Without the images, output each record below as it stands.

**Extracted data entries:**
◆ ◆ ◆ ◆

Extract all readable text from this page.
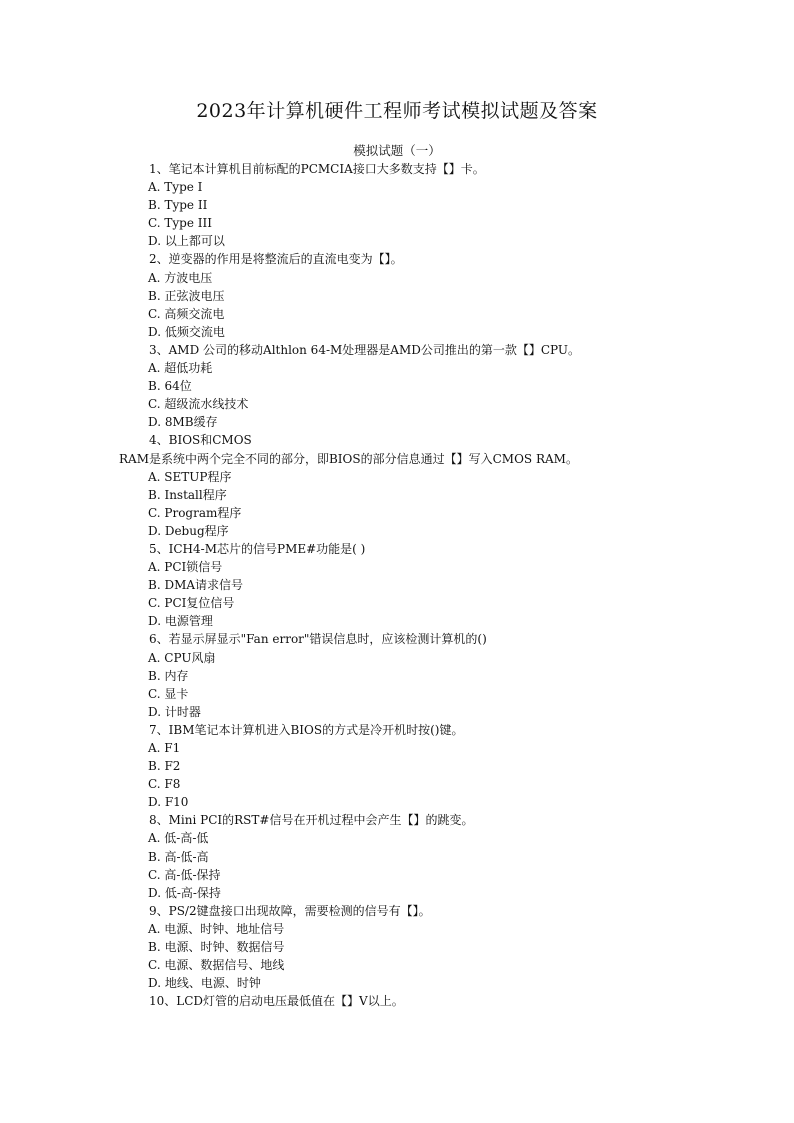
2023年计算机硬件工程师考试模拟试题及答案
模拟试题（一）
1、笔记本计算机目前标配的PCMCIA接口大多数支持【】卡。
A. Type I
B. Type II
C. Type III
D. 以上都可以
2、逆变器的作用是将整流后的直流电变为【】。
A. 方波电压
B. 正弦波电压
C. 高频交流电
D. 低频交流电
3、AMD 公司的移动Althlon 64-M处理器是AMD公司推出的第一款【】CPU。
A. 超低功耗
B. 64位
C. 超级流水线技术
D. 8MB缓存
4、BIOS和CMOS
RAM是系统中两个完全不同的部分，即BIOS的部分信息通过【】写入CMOS RAM。
A. SETUP程序
B. Install程序
C. Program程序
D. Debug程序
5、ICH4-M芯片的信号PME#功能是( )
A. PCI锁信号
B. DMA请求信号
C. PCI复位信号
D. 电源管理
6、若显示屏显示"Fan error"错误信息时，应该检测计算机的()
A. CPU风扇
B. 内存
C. 显卡
D. 计时器
7、IBM笔记本计算机进入BIOS的方式是冷开机时按()键。
A. F1
B. F2
C. F8
D. F10
8、Mini PCI的RST#信号在开机过程中会产生【】的跳变。
A. 低-高-低
B. 高-低-高
C. 高-低-保持
D. 低-高-保持
9、PS/2键盘接口出现故障，需要检测的信号有【】。
A. 电源、时钟、地址信号
B. 电源、时钟、数据信号
C. 电源、数据信号、地线
D. 地线、电源、时钟
10、LCD灯管的启动电压最低值在【】V以上。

◆ ◆ ◆ ◆

**EXERCISE OUTPUT:**
Extract all readable text from this page.
2023年计算机硬件工程师考试模拟试题及答案
模拟试题（一）
1、笔记本计算机目前标配的PCMCIA接口大多数支持【】卡。
A. Type I
B. Type II
C. Type III
D. 以上都可以
2、逆变器的作用是将整流后的直流电变为【】。
A. 方波电压
B. 正弦波电压
C. 高频交流电
D. 低频交流电
3、AMD 公司的移动Althlon 64-M处理器是AMD公司推出的第一款【】CPU。
A. 超低功耗
B. 64位
C. 超级流水线技术
D. 8MB缓存
4、BIOS和CMOS
RAM是系统中两个完全不同的部分，即BIOS的部分信息通过【】写入CMOS RAM。
A. SETUP程序
B. Install程序
C. Program程序
D. Debug程序
5、ICH4-M芯片的信号PME#功能是( )
A. PCI锁信号
B. DMA请求信号
C. PCI复位信号
D. 电源管理
6、若显示屏显示"Fan error"错误信息时，应该检测计算机的()
A. CPU风扇
B. 内存
C. 显卡
D. 计时器
7、IBM笔记本计算机进入BIOS的方式是冷开机时按()键。
A. F1
B. F2
C. F8
D. F10
8、Mini PCI的RST#信号在开机过程中会产生【】的跳变。
A. 低-高-低
B. 高-低-高
C. 高-低-保持
D. 低-高-保持
9、PS/2键盘接口出现故障，需要检测的信号有【】。
A. 电源、时钟、地址信号
B. 电源、时钟、数据信号
C. 电源、数据信号、地线
D. 地线、电源、时钟
10、LCD灯管的启动电压最低值在【】V以上。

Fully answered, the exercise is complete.